Show every line in the entries below that contains the string "github". Case counts.
++++++++
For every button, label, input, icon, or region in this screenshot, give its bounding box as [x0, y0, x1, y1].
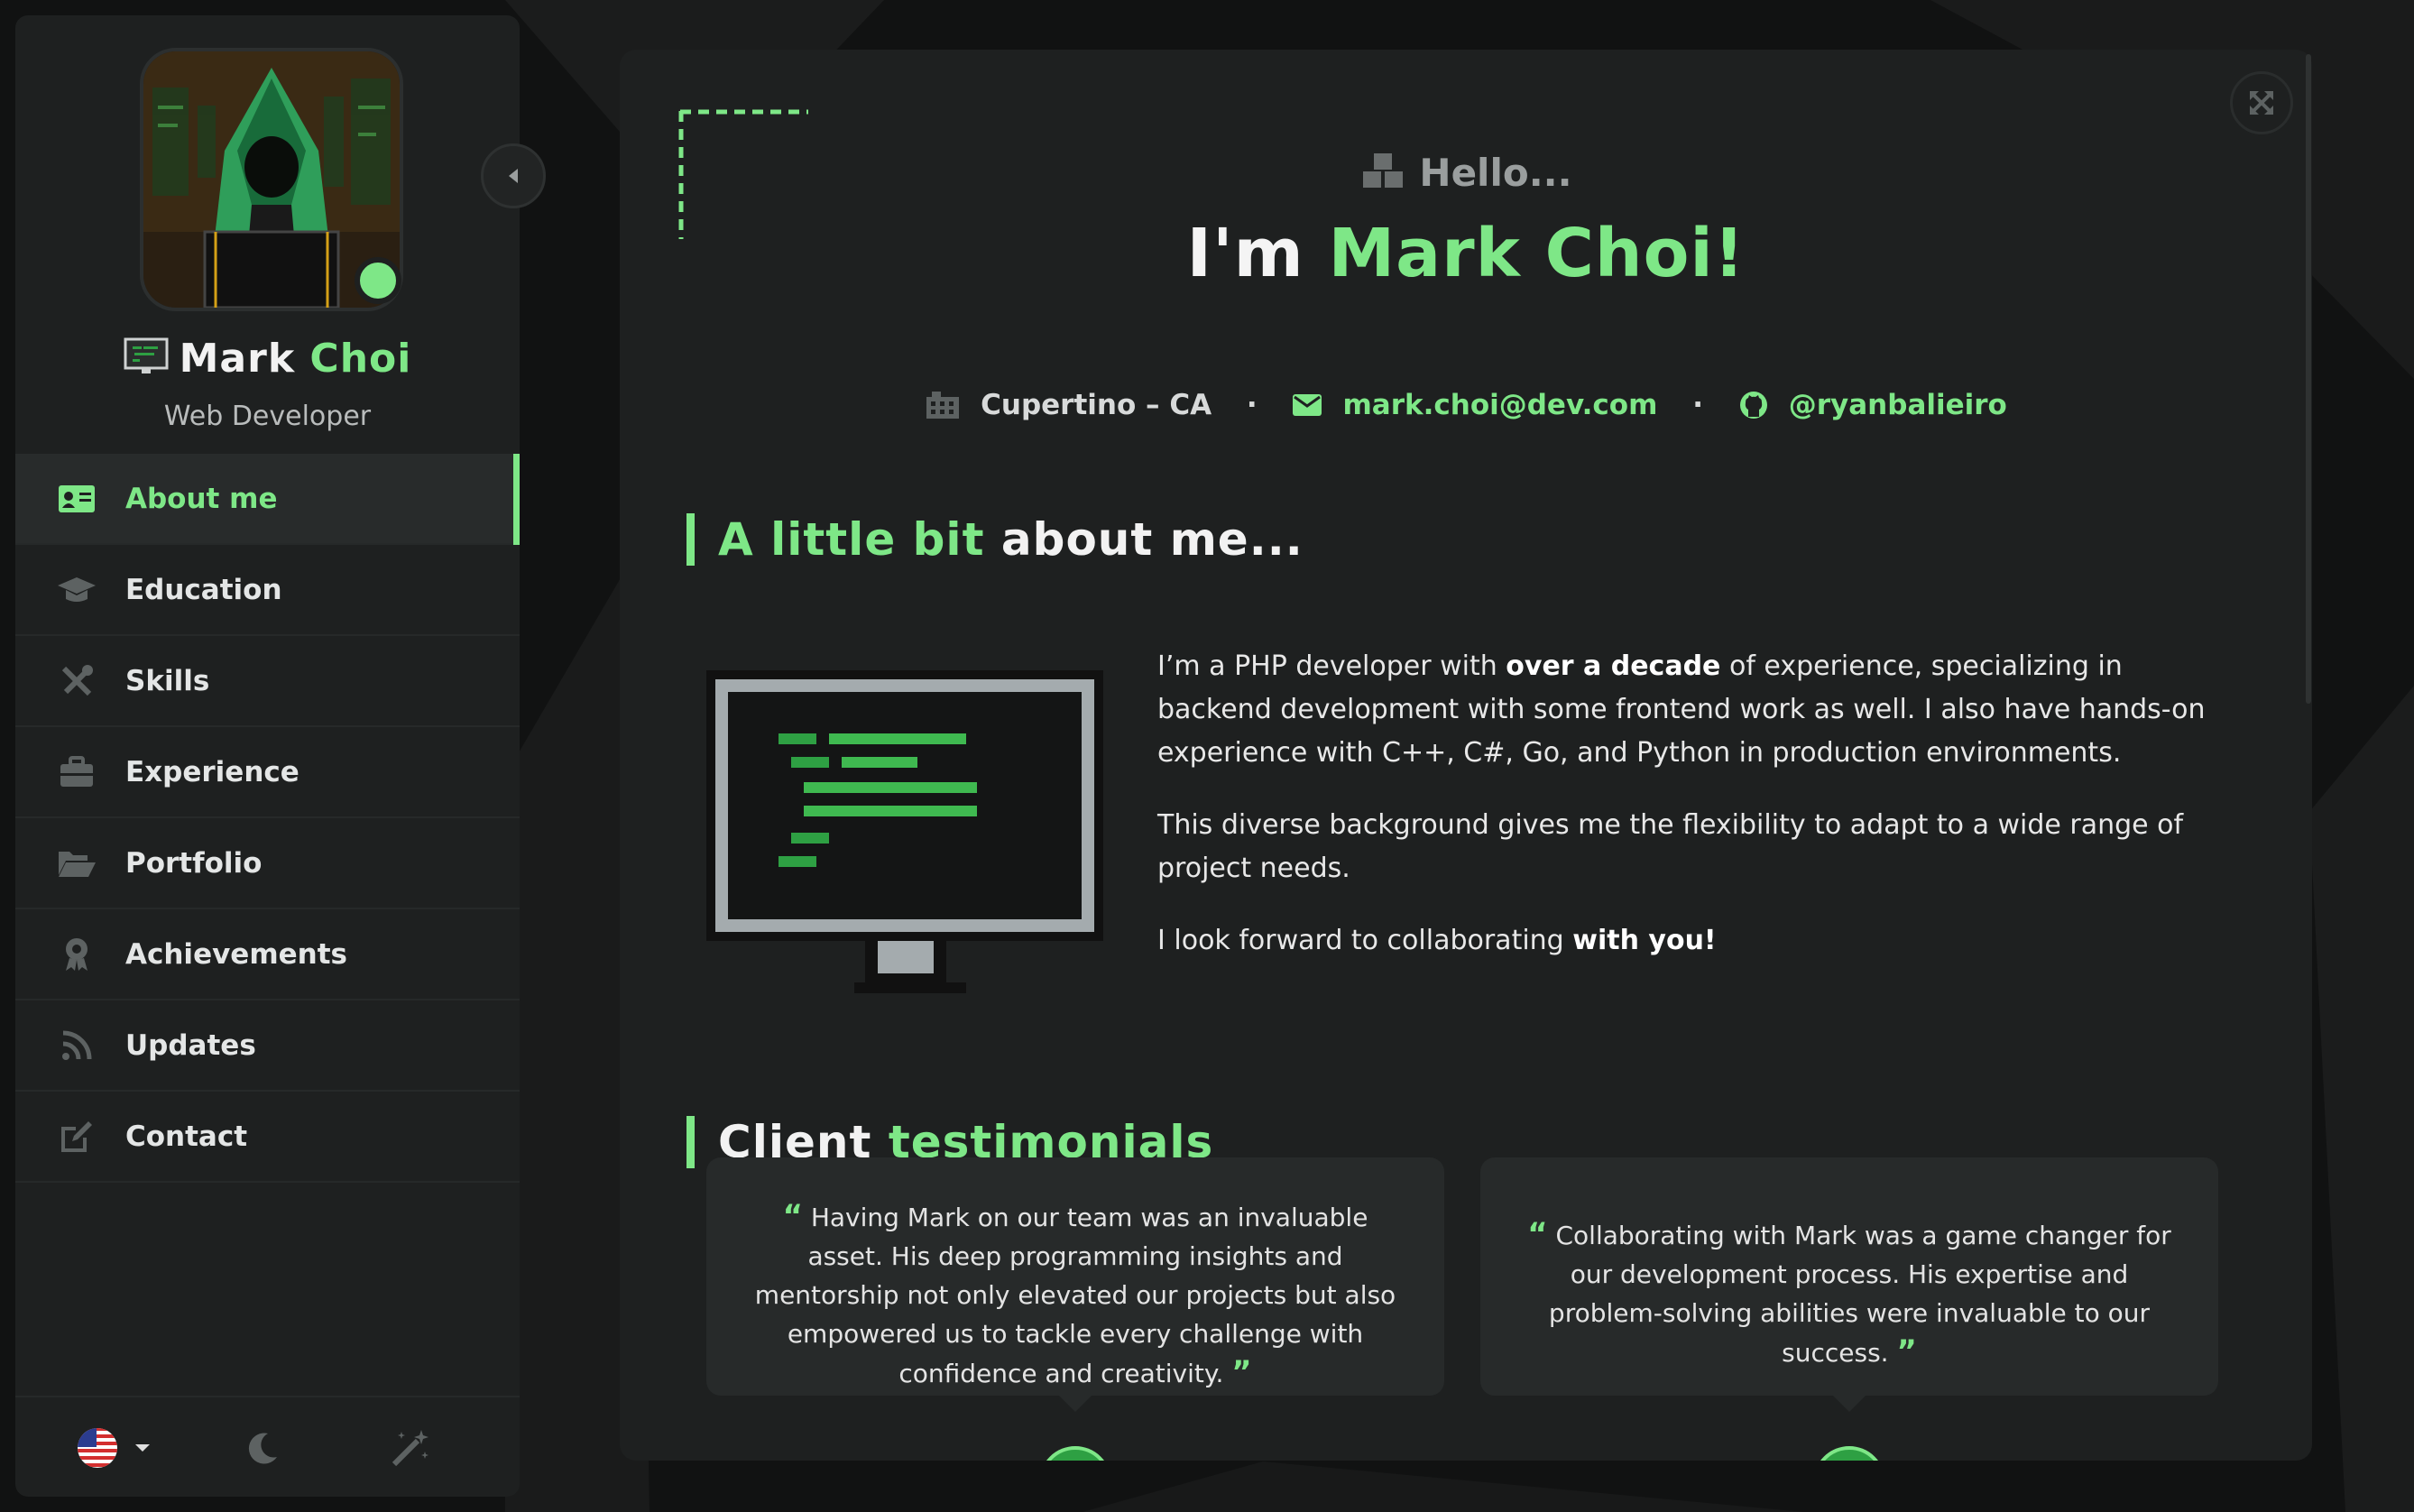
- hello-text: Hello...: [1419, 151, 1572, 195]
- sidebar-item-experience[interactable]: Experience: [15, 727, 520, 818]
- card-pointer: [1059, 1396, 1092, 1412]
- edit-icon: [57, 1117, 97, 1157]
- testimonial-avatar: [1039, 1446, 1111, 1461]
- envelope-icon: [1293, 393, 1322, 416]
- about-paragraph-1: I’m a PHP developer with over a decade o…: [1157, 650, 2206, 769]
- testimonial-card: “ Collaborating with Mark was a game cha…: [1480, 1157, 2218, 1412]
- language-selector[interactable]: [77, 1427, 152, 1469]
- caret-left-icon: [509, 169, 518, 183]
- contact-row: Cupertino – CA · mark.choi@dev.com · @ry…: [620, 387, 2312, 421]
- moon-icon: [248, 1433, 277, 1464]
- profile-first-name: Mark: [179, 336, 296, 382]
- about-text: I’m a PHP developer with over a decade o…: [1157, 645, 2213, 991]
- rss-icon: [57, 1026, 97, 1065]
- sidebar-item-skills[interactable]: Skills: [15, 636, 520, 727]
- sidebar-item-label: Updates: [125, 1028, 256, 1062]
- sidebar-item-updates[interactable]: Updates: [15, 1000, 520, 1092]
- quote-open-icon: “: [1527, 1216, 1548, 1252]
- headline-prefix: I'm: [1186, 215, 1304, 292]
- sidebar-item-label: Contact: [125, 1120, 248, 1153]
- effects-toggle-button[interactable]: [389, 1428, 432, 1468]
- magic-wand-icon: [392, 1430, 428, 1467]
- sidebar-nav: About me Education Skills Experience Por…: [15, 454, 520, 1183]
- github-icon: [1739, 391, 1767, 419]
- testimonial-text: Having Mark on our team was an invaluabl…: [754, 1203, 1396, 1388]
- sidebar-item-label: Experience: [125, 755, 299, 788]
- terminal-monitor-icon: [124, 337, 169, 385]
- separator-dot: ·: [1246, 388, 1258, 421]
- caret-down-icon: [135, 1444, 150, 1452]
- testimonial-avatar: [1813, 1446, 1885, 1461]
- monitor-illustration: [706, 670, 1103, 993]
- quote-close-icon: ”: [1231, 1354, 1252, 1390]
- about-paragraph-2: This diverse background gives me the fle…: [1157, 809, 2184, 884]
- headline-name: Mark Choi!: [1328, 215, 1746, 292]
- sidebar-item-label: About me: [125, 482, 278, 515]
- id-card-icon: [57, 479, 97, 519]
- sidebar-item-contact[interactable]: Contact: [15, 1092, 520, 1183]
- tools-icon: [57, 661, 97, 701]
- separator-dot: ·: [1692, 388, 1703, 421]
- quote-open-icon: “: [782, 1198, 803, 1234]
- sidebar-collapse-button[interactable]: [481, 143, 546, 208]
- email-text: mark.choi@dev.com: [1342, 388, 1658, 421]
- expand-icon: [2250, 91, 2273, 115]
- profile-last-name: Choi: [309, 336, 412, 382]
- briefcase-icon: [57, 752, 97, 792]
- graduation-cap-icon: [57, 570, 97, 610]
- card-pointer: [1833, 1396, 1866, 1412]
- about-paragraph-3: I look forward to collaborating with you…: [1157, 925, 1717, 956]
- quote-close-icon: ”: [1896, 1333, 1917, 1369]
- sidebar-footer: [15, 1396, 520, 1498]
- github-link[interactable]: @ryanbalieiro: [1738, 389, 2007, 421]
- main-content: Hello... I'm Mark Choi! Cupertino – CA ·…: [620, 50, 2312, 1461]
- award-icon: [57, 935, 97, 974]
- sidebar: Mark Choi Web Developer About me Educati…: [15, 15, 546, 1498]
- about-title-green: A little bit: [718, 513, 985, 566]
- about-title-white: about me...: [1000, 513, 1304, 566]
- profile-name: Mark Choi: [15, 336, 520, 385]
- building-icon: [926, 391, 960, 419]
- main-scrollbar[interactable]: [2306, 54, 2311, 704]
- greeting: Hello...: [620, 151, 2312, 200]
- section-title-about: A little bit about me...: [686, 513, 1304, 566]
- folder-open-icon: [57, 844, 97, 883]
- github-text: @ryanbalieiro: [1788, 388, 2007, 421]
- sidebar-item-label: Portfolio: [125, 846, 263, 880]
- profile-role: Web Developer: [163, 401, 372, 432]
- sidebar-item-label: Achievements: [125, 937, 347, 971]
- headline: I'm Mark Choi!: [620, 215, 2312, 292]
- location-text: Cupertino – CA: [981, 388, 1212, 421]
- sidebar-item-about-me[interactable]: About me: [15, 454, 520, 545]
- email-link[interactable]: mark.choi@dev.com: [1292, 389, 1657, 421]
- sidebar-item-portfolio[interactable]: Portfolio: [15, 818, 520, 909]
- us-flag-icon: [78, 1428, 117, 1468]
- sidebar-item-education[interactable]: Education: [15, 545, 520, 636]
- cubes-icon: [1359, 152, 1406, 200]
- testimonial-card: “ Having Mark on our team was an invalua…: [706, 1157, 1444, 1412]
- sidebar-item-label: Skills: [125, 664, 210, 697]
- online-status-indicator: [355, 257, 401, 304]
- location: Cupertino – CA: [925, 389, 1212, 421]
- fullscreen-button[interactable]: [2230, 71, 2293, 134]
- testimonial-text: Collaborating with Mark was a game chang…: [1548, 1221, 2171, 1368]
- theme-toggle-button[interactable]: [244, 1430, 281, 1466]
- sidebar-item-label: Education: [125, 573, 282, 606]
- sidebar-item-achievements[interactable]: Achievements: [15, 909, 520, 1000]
++++++++
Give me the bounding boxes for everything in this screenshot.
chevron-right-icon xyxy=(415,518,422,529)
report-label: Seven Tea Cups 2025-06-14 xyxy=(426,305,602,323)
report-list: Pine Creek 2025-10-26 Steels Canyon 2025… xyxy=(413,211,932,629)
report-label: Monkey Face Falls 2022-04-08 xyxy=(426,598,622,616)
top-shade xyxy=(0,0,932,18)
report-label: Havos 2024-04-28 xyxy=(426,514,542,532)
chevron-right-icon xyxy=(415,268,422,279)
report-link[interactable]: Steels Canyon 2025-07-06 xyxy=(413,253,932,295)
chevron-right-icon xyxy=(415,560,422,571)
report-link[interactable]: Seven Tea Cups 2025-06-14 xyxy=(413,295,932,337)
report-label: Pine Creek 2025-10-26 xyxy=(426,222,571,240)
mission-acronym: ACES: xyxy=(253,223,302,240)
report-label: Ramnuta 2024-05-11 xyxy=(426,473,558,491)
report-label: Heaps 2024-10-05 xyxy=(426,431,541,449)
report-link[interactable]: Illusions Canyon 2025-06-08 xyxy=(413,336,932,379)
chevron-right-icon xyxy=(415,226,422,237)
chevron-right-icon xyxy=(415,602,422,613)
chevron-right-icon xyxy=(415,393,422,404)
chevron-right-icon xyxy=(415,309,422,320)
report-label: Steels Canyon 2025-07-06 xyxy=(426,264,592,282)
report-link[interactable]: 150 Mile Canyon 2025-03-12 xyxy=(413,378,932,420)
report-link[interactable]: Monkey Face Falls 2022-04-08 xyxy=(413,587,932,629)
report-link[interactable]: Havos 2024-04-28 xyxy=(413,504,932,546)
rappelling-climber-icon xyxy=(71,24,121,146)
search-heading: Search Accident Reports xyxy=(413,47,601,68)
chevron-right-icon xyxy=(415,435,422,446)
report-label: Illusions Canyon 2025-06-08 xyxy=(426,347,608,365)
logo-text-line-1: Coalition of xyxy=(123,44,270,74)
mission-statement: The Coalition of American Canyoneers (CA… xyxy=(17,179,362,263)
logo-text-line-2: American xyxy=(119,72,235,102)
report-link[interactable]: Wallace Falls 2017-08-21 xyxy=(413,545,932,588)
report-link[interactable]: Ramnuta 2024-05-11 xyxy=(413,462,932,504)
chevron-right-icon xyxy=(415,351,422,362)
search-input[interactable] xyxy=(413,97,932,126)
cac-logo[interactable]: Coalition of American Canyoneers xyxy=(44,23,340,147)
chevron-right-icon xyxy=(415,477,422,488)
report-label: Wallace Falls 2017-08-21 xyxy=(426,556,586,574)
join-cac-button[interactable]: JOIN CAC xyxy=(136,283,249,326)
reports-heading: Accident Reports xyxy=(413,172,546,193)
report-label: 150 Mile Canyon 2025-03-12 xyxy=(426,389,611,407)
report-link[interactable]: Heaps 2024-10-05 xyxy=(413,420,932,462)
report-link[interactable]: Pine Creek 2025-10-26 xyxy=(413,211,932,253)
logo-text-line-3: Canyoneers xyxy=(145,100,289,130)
++++++++
Exercise output:
- github-icon: [1739, 391, 1767, 419]
- github-link[interactable]: @ryanbalieiro: [1738, 389, 2007, 421]
- github-text: @ryanbalieiro: [1788, 388, 2007, 421]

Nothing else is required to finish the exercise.